§ Exercise objective
Transcribe the data in full and exactly, omitting any pictures.

§ Provided data
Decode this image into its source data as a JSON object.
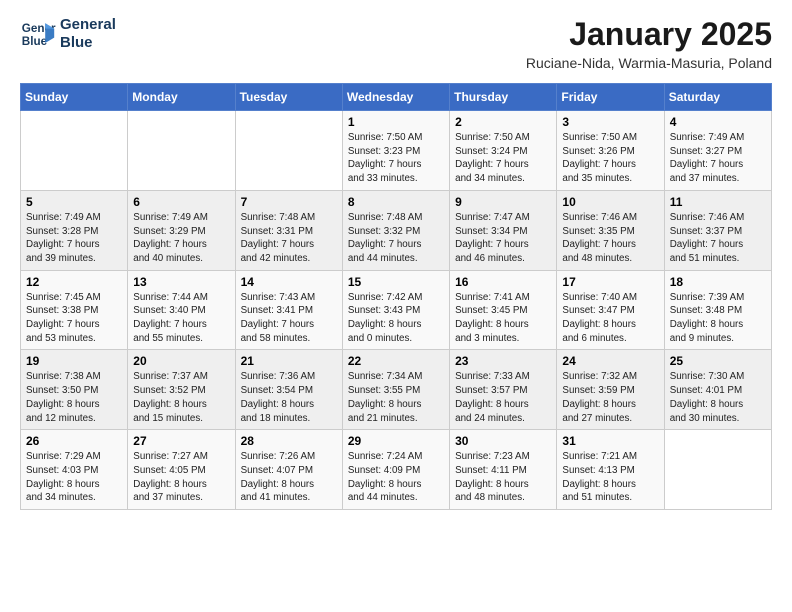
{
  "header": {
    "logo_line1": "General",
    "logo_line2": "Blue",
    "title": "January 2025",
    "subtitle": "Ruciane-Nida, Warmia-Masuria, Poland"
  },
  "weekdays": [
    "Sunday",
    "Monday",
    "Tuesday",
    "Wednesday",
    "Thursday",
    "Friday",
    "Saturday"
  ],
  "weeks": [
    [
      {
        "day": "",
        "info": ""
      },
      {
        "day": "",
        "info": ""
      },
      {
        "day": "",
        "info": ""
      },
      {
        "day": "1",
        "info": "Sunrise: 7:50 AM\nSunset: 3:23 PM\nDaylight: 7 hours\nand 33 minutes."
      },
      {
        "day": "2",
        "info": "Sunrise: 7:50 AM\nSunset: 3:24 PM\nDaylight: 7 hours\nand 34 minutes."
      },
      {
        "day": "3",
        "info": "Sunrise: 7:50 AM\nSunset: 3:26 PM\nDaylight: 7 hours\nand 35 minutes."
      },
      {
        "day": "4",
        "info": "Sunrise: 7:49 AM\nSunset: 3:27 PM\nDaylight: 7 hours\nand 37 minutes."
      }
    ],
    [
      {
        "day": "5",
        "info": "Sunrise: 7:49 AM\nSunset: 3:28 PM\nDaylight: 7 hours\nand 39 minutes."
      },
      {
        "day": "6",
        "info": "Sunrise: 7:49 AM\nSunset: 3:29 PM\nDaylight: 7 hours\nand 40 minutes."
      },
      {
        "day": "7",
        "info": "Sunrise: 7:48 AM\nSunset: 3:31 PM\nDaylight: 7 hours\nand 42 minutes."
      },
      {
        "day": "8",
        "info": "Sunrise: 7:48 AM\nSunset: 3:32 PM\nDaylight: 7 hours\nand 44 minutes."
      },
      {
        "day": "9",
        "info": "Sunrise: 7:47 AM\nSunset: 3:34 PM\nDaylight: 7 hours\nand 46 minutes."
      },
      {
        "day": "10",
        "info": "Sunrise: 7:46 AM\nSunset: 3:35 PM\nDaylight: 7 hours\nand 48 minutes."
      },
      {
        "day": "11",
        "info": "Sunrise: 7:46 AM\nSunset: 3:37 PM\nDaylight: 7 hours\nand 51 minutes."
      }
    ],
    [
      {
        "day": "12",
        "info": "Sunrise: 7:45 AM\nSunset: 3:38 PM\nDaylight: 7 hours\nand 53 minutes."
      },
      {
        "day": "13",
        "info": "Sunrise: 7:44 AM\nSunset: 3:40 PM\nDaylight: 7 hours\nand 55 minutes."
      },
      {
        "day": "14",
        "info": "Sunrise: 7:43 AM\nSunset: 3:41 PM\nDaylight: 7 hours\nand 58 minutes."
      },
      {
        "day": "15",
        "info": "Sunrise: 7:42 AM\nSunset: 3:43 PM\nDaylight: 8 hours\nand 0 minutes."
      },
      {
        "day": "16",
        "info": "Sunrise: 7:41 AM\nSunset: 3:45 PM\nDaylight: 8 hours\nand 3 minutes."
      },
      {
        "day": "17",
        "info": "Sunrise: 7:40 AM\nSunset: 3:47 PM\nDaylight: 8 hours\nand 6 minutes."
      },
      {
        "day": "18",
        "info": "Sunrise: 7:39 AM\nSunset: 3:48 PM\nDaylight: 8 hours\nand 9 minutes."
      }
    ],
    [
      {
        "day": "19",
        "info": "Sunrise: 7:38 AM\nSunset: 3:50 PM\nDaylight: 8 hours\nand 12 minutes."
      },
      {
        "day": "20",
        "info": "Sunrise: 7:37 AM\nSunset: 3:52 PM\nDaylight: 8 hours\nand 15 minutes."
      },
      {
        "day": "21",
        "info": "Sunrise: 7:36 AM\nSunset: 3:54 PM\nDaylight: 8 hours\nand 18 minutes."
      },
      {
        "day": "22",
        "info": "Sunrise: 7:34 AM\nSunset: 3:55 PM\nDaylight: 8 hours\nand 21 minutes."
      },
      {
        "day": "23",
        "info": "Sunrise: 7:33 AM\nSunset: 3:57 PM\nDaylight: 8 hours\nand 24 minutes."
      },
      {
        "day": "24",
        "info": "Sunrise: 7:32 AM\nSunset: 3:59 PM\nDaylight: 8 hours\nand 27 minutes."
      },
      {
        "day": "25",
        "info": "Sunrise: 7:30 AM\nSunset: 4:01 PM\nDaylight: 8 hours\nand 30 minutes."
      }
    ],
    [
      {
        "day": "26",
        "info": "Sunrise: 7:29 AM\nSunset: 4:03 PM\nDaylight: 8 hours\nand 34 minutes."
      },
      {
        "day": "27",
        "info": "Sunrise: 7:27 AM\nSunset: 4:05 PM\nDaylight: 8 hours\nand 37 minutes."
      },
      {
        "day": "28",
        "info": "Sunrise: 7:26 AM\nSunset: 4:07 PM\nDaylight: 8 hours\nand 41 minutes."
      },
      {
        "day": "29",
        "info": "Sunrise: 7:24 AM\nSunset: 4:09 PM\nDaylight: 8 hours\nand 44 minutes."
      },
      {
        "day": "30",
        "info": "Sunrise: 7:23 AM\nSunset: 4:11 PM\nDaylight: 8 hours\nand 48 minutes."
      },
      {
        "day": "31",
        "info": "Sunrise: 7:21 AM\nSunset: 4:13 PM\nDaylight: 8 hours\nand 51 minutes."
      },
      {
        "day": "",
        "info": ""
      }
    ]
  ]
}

§ Completed task
Decode this image into its source data as a JSON object.
{
  "header": {
    "logo_line1": "General",
    "logo_line2": "Blue",
    "title": "January 2025",
    "subtitle": "Ruciane-Nida, Warmia-Masuria, Poland"
  },
  "weekdays": [
    "Sunday",
    "Monday",
    "Tuesday",
    "Wednesday",
    "Thursday",
    "Friday",
    "Saturday"
  ],
  "weeks": [
    [
      {
        "day": "",
        "info": ""
      },
      {
        "day": "",
        "info": ""
      },
      {
        "day": "",
        "info": ""
      },
      {
        "day": "1",
        "info": "Sunrise: 7:50 AM\nSunset: 3:23 PM\nDaylight: 7 hours\nand 33 minutes."
      },
      {
        "day": "2",
        "info": "Sunrise: 7:50 AM\nSunset: 3:24 PM\nDaylight: 7 hours\nand 34 minutes."
      },
      {
        "day": "3",
        "info": "Sunrise: 7:50 AM\nSunset: 3:26 PM\nDaylight: 7 hours\nand 35 minutes."
      },
      {
        "day": "4",
        "info": "Sunrise: 7:49 AM\nSunset: 3:27 PM\nDaylight: 7 hours\nand 37 minutes."
      }
    ],
    [
      {
        "day": "5",
        "info": "Sunrise: 7:49 AM\nSunset: 3:28 PM\nDaylight: 7 hours\nand 39 minutes."
      },
      {
        "day": "6",
        "info": "Sunrise: 7:49 AM\nSunset: 3:29 PM\nDaylight: 7 hours\nand 40 minutes."
      },
      {
        "day": "7",
        "info": "Sunrise: 7:48 AM\nSunset: 3:31 PM\nDaylight: 7 hours\nand 42 minutes."
      },
      {
        "day": "8",
        "info": "Sunrise: 7:48 AM\nSunset: 3:32 PM\nDaylight: 7 hours\nand 44 minutes."
      },
      {
        "day": "9",
        "info": "Sunrise: 7:47 AM\nSunset: 3:34 PM\nDaylight: 7 hours\nand 46 minutes."
      },
      {
        "day": "10",
        "info": "Sunrise: 7:46 AM\nSunset: 3:35 PM\nDaylight: 7 hours\nand 48 minutes."
      },
      {
        "day": "11",
        "info": "Sunrise: 7:46 AM\nSunset: 3:37 PM\nDaylight: 7 hours\nand 51 minutes."
      }
    ],
    [
      {
        "day": "12",
        "info": "Sunrise: 7:45 AM\nSunset: 3:38 PM\nDaylight: 7 hours\nand 53 minutes."
      },
      {
        "day": "13",
        "info": "Sunrise: 7:44 AM\nSunset: 3:40 PM\nDaylight: 7 hours\nand 55 minutes."
      },
      {
        "day": "14",
        "info": "Sunrise: 7:43 AM\nSunset: 3:41 PM\nDaylight: 7 hours\nand 58 minutes."
      },
      {
        "day": "15",
        "info": "Sunrise: 7:42 AM\nSunset: 3:43 PM\nDaylight: 8 hours\nand 0 minutes."
      },
      {
        "day": "16",
        "info": "Sunrise: 7:41 AM\nSunset: 3:45 PM\nDaylight: 8 hours\nand 3 minutes."
      },
      {
        "day": "17",
        "info": "Sunrise: 7:40 AM\nSunset: 3:47 PM\nDaylight: 8 hours\nand 6 minutes."
      },
      {
        "day": "18",
        "info": "Sunrise: 7:39 AM\nSunset: 3:48 PM\nDaylight: 8 hours\nand 9 minutes."
      }
    ],
    [
      {
        "day": "19",
        "info": "Sunrise: 7:38 AM\nSunset: 3:50 PM\nDaylight: 8 hours\nand 12 minutes."
      },
      {
        "day": "20",
        "info": "Sunrise: 7:37 AM\nSunset: 3:52 PM\nDaylight: 8 hours\nand 15 minutes."
      },
      {
        "day": "21",
        "info": "Sunrise: 7:36 AM\nSunset: 3:54 PM\nDaylight: 8 hours\nand 18 minutes."
      },
      {
        "day": "22",
        "info": "Sunrise: 7:34 AM\nSunset: 3:55 PM\nDaylight: 8 hours\nand 21 minutes."
      },
      {
        "day": "23",
        "info": "Sunrise: 7:33 AM\nSunset: 3:57 PM\nDaylight: 8 hours\nand 24 minutes."
      },
      {
        "day": "24",
        "info": "Sunrise: 7:32 AM\nSunset: 3:59 PM\nDaylight: 8 hours\nand 27 minutes."
      },
      {
        "day": "25",
        "info": "Sunrise: 7:30 AM\nSunset: 4:01 PM\nDaylight: 8 hours\nand 30 minutes."
      }
    ],
    [
      {
        "day": "26",
        "info": "Sunrise: 7:29 AM\nSunset: 4:03 PM\nDaylight: 8 hours\nand 34 minutes."
      },
      {
        "day": "27",
        "info": "Sunrise: 7:27 AM\nSunset: 4:05 PM\nDaylight: 8 hours\nand 37 minutes."
      },
      {
        "day": "28",
        "info": "Sunrise: 7:26 AM\nSunset: 4:07 PM\nDaylight: 8 hours\nand 41 minutes."
      },
      {
        "day": "29",
        "info": "Sunrise: 7:24 AM\nSunset: 4:09 PM\nDaylight: 8 hours\nand 44 minutes."
      },
      {
        "day": "30",
        "info": "Sunrise: 7:23 AM\nSunset: 4:11 PM\nDaylight: 8 hours\nand 48 minutes."
      },
      {
        "day": "31",
        "info": "Sunrise: 7:21 AM\nSunset: 4:13 PM\nDaylight: 8 hours\nand 51 minutes."
      },
      {
        "day": "",
        "info": ""
      }
    ]
  ]
}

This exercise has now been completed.